Read the entries below and pull out each line with the string "SpiderProject".

########

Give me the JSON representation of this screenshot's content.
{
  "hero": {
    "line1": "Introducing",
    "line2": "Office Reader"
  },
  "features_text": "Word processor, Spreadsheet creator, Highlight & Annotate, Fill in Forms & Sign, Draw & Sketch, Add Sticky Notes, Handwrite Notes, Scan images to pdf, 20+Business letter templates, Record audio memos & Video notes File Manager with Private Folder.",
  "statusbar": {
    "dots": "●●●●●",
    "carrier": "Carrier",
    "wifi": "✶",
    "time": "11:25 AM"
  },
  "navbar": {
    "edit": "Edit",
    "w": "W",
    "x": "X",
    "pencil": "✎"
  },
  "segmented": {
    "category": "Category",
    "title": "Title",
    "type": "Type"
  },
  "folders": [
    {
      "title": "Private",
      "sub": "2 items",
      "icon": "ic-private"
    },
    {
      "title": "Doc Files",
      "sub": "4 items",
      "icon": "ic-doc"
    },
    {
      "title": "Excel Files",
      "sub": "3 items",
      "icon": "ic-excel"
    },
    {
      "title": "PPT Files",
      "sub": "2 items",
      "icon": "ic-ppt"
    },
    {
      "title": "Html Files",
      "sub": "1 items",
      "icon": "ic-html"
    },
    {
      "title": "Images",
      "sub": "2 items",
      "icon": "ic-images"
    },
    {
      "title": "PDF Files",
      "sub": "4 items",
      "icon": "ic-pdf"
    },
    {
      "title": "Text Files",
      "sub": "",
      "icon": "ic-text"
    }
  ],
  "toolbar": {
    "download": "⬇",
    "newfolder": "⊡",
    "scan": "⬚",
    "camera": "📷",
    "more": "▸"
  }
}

########

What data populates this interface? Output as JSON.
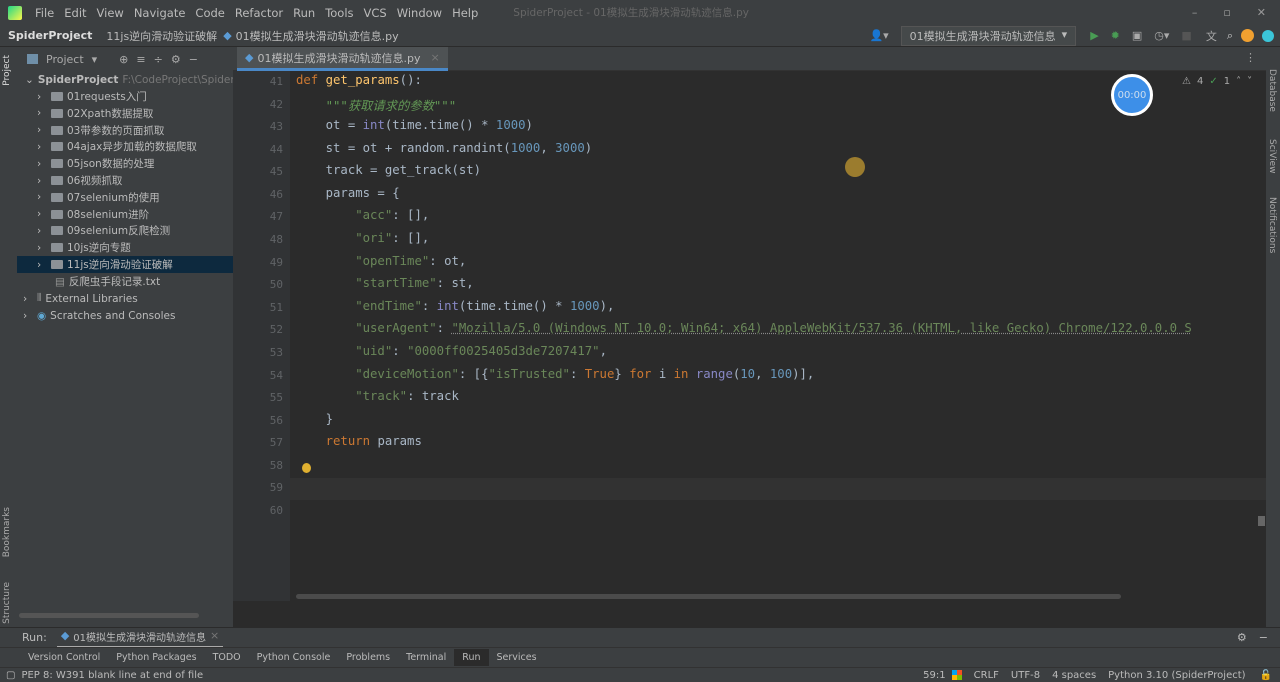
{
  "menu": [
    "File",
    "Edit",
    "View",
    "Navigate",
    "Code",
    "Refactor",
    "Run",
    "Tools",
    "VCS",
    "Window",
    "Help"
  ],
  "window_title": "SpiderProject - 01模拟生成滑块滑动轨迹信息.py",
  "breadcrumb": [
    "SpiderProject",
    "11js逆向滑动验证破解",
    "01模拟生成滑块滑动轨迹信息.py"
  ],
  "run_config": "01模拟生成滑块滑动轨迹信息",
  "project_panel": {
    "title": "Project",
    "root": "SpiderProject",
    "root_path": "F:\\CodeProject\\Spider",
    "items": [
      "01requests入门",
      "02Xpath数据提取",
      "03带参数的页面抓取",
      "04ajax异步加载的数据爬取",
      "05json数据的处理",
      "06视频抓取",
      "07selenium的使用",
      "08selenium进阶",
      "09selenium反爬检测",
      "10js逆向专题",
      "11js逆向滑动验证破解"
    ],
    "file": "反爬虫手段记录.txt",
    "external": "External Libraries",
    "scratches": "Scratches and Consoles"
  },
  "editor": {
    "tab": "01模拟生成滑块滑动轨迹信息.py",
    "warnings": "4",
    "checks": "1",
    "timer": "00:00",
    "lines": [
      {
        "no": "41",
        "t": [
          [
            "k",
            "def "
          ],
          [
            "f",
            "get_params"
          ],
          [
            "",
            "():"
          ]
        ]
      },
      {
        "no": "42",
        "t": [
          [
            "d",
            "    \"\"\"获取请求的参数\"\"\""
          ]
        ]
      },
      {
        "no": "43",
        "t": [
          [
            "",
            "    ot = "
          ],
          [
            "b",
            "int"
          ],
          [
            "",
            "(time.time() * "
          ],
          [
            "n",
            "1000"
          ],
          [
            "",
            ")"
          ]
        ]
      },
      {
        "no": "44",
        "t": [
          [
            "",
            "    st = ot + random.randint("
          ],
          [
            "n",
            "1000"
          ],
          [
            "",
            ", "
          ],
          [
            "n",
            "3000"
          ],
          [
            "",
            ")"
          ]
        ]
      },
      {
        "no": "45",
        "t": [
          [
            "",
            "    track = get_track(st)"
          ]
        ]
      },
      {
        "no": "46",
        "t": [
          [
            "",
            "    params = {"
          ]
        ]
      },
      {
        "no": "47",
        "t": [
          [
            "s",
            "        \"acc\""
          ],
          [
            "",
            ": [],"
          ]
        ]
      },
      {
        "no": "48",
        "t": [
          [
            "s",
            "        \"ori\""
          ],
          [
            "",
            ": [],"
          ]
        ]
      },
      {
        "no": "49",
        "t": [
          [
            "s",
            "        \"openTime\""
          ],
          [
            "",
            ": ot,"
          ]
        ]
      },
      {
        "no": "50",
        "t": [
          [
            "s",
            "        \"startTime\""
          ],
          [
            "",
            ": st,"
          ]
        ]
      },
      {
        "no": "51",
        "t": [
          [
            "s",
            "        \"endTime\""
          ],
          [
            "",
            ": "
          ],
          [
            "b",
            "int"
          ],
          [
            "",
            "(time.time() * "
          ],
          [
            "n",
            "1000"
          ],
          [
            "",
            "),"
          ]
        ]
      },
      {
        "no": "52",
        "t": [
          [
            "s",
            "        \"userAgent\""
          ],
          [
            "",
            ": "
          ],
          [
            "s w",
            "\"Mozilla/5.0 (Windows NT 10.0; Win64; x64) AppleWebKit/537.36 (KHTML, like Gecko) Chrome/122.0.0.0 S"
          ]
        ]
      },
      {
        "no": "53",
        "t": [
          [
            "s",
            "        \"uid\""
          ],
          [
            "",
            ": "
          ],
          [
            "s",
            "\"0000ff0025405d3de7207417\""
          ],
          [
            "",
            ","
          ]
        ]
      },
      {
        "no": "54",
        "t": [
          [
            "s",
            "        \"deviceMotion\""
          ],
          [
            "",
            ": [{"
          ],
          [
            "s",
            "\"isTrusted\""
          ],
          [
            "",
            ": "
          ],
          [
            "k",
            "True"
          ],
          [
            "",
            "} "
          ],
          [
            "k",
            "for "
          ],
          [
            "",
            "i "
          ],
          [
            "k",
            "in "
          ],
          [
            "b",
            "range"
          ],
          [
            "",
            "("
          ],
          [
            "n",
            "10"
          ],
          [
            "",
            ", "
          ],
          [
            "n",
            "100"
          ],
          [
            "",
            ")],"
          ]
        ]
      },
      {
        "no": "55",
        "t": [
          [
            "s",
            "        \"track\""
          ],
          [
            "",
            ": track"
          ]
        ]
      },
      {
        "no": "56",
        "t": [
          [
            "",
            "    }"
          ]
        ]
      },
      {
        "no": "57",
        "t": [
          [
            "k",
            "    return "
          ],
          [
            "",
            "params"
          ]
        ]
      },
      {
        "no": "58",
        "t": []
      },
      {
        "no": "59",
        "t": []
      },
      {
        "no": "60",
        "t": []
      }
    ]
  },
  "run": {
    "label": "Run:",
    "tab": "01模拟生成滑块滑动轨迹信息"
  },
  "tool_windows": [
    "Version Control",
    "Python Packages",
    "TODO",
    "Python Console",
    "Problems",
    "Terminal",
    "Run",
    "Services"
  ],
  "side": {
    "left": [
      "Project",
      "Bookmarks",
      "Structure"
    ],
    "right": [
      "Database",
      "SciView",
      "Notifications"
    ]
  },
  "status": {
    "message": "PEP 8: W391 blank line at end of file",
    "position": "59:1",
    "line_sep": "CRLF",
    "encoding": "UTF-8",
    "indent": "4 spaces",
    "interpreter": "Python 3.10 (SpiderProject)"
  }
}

########

### SOLUTION:
  "window_title": "SpiderProject - 01模拟生成滑块滑动轨迹信息.py",
    "SpiderProject",
    "root": "SpiderProject",
    "interpreter": "Python 3.10 (SpiderProject)"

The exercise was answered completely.